* **Problem to solve**:
Print the whole listing exactly.
....................
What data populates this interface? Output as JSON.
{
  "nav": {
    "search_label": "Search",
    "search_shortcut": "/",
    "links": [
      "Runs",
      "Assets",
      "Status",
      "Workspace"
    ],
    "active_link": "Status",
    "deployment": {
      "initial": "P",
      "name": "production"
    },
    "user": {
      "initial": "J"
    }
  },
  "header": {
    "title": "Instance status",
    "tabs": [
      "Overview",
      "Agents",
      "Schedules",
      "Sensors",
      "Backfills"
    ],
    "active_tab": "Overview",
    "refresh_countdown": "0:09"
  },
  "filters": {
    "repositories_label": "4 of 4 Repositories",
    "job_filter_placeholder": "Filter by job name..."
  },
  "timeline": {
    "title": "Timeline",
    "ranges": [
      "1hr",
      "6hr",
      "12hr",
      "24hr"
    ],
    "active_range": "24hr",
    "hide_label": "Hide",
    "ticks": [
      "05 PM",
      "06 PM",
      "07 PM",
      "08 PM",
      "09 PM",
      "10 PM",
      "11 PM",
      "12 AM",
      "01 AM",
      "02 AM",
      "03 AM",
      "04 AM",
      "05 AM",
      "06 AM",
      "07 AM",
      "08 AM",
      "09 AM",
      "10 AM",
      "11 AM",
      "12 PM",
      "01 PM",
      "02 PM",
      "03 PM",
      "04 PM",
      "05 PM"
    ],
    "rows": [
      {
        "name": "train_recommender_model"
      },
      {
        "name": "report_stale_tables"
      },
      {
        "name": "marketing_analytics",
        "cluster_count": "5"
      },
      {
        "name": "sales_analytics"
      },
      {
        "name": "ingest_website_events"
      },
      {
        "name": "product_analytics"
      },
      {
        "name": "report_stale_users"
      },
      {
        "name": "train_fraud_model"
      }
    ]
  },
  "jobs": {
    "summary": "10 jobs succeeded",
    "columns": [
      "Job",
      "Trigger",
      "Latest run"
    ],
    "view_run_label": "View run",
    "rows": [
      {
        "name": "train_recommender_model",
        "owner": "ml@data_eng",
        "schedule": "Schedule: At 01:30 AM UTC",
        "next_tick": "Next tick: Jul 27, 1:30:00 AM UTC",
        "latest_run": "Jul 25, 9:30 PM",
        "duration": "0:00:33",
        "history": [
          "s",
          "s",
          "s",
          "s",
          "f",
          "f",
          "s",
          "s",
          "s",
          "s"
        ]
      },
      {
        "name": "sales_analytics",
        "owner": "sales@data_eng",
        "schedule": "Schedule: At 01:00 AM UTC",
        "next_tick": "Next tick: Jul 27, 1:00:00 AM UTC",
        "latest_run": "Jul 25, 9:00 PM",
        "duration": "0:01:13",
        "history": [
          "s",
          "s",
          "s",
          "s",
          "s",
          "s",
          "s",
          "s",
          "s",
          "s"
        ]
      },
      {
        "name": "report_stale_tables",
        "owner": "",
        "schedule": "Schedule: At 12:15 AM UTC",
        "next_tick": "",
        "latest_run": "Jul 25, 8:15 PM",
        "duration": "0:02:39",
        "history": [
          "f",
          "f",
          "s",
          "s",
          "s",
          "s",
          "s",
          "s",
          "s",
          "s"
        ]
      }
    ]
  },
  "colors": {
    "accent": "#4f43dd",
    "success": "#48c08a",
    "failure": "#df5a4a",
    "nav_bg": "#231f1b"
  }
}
....................
* **Reply to the task**:
What data populates this interface? Output as JSON.
{
  "nav": {
    "search_label": "Search",
    "search_shortcut": "/",
    "links": [
      "Runs",
      "Assets",
      "Status",
      "Workspace"
    ],
    "active_link": "Status",
    "deployment": {
      "initial": "P",
      "name": "production"
    },
    "user": {
      "initial": "J"
    }
  },
  "header": {
    "title": "Instance status",
    "tabs": [
      "Overview",
      "Agents",
      "Schedules",
      "Sensors",
      "Backfills"
    ],
    "active_tab": "Overview",
    "refresh_countdown": "0:09"
  },
  "filters": {
    "repositories_label": "4 of 4 Repositories",
    "job_filter_placeholder": "Filter by job name..."
  },
  "timeline": {
    "title": "Timeline",
    "ranges": [
      "1hr",
      "6hr",
      "12hr",
      "24hr"
    ],
    "active_range": "24hr",
    "hide_label": "Hide",
    "ticks": [
      "05 PM",
      "06 PM",
      "07 PM",
      "08 PM",
      "09 PM",
      "10 PM",
      "11 PM",
      "12 AM",
      "01 AM",
      "02 AM",
      "03 AM",
      "04 AM",
      "05 AM",
      "06 AM",
      "07 AM",
      "08 AM",
      "09 AM",
      "10 AM",
      "11 AM",
      "12 PM",
      "01 PM",
      "02 PM",
      "03 PM",
      "04 PM",
      "05 PM"
    ],
    "rows": [
      {
        "name": "train_recommender_model"
      },
      {
        "name": "report_stale_tables"
      },
      {
        "name": "marketing_analytics",
        "cluster_count": "5"
      },
      {
        "name": "sales_analytics"
      },
      {
        "name": "ingest_website_events"
      },
      {
        "name": "product_analytics"
      },
      {
        "name": "report_stale_users"
      },
      {
        "name": "train_fraud_model"
      }
    ]
  },
  "jobs": {
    "summary": "10 jobs succeeded",
    "columns": [
      "Job",
      "Trigger",
      "Latest run"
    ],
    "view_run_label": "View run",
    "rows": [
      {
        "name": "train_recommender_model",
        "owner": "ml@data_eng",
        "schedule": "Schedule: At 01:30 AM UTC",
        "next_tick": "Next tick: Jul 27, 1:30:00 AM UTC",
        "latest_run": "Jul 25, 9:30 PM",
        "duration": "0:00:33",
        "history": [
          "s",
          "s",
          "s",
          "s",
          "f",
          "f",
          "s",
          "s",
          "s",
          "s"
        ]
      },
      {
        "name": "sales_analytics",
        "owner": "sales@data_eng",
        "schedule": "Schedule: At 01:00 AM UTC",
        "next_tick": "Next tick: Jul 27, 1:00:00 AM UTC",
        "latest_run": "Jul 25, 9:00 PM",
        "duration": "0:01:13",
        "history": [
          "s",
          "s",
          "s",
          "s",
          "s",
          "s",
          "s",
          "s",
          "s",
          "s"
        ]
      },
      {
        "name": "report_stale_tables",
        "owner": "",
        "schedule": "Schedule: At 12:15 AM UTC",
        "next_tick": "",
        "latest_run": "Jul 25, 8:15 PM",
        "duration": "0:02:39",
        "history": [
          "f",
          "f",
          "s",
          "s",
          "s",
          "s",
          "s",
          "s",
          "s",
          "s"
        ]
      }
    ]
  },
  "colors": {
    "accent": "#4f43dd",
    "success": "#48c08a",
    "failure": "#df5a4a",
    "nav_bg": "#231f1b"
  }
}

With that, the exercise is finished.